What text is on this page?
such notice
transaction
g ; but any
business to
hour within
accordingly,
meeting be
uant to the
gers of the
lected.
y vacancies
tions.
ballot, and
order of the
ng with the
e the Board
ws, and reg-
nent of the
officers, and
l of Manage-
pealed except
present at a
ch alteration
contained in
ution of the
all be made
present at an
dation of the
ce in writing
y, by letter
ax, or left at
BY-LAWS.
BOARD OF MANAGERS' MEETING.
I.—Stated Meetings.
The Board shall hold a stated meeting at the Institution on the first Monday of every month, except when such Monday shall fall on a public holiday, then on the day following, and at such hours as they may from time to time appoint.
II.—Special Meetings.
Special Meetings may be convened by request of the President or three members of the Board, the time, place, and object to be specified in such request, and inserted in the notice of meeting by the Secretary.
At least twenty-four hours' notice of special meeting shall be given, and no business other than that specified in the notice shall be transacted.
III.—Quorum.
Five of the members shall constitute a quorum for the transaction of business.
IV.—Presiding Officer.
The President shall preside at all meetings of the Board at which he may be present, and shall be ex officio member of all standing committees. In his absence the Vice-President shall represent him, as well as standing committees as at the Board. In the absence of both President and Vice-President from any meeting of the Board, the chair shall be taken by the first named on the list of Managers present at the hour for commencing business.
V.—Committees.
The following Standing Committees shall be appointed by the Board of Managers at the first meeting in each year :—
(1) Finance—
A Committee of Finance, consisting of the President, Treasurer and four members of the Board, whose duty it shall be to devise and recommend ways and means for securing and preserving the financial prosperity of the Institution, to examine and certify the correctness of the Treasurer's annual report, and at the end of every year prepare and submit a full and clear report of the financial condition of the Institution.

*GIVEN EXERCISE*.
Show all lines in the entries above where the string "time" appears.

*EXERCISE OUTPUT*.
The Board shall hold a stated meeting at the Institution on the first Monday of every month, except when such Monday shall fall on a public holiday, then on the day following, and at such hours as they may from time to time appoint.
Special Meetings may be convened by request of the President or three members of the Board, the time, place, and object to be specified in such request, and inserted in the notice of meeting by the Secretary.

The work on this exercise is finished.